Find each line with "data" and copy it.
↓
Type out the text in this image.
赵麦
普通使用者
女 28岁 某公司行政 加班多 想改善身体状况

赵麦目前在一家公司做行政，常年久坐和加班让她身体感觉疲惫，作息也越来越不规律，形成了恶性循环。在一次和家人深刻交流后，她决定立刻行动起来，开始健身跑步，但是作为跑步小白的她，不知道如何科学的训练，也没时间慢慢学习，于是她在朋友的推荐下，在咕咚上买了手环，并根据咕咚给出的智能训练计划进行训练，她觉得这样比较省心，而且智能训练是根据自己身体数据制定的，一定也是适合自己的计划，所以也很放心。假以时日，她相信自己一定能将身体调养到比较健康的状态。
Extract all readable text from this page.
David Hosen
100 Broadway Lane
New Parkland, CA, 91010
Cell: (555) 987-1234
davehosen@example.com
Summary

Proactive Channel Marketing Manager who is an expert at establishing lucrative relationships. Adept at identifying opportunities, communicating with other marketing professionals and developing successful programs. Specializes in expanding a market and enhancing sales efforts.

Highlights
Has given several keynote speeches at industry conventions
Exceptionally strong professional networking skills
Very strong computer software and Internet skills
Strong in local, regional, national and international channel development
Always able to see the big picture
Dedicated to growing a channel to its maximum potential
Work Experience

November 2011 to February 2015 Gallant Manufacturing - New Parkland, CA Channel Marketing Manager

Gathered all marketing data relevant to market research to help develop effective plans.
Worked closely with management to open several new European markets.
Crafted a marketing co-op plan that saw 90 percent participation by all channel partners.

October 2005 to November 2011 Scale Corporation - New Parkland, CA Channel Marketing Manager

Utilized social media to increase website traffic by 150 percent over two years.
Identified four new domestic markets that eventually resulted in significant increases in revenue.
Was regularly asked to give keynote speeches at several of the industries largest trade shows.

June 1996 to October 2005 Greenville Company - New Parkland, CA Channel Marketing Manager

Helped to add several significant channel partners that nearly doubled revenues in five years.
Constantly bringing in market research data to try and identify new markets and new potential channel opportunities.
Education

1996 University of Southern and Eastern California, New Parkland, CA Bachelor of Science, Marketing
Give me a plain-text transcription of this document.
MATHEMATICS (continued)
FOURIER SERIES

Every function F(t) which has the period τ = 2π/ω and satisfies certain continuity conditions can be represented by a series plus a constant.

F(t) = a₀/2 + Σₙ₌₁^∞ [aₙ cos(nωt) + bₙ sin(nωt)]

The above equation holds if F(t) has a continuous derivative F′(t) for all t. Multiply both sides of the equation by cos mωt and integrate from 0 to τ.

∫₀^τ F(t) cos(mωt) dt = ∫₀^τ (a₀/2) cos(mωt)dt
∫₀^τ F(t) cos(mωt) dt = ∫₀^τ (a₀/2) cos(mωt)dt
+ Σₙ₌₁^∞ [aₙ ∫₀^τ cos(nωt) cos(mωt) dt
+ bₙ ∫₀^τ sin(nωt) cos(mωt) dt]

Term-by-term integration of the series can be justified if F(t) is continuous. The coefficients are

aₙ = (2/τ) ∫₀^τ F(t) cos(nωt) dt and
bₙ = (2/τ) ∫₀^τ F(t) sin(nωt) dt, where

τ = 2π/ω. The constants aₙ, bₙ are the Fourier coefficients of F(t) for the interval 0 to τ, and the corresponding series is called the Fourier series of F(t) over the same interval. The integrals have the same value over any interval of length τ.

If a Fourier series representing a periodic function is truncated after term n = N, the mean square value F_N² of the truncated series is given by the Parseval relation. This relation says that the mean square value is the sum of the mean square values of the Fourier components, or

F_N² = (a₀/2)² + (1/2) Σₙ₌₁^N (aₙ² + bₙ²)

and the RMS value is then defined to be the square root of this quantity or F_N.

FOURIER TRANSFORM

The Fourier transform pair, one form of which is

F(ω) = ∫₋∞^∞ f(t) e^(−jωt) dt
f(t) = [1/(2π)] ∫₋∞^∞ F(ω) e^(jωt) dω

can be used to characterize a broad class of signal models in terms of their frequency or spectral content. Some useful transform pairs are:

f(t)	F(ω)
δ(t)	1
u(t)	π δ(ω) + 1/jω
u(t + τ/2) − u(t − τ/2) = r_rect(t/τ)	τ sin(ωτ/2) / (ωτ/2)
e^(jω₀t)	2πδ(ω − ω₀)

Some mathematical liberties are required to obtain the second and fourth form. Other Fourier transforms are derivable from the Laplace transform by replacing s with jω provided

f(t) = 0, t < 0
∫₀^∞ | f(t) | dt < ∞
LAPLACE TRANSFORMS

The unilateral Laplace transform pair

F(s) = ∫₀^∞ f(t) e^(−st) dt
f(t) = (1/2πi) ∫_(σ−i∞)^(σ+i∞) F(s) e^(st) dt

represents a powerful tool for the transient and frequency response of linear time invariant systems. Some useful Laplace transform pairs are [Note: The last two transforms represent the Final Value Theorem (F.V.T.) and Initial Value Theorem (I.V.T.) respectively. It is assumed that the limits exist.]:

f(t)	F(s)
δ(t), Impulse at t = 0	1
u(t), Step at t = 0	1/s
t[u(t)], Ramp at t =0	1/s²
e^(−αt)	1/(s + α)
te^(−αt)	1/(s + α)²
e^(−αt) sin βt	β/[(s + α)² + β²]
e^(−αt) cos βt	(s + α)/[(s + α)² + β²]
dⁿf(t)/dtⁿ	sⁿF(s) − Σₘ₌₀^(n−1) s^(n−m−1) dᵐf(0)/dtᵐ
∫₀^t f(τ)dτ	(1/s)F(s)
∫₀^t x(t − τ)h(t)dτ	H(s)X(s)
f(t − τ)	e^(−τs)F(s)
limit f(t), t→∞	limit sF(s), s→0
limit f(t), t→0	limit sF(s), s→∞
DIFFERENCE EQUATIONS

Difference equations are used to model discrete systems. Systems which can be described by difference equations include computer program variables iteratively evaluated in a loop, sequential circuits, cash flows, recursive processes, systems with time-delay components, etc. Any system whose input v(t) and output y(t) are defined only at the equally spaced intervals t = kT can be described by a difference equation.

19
↑
SOLUTION FOR THIS TASK
Gathered all marketing data relevant to market research to help develop effective plans.
Constantly bringing in market research data to try and identify new markets and new potential channel opportunities.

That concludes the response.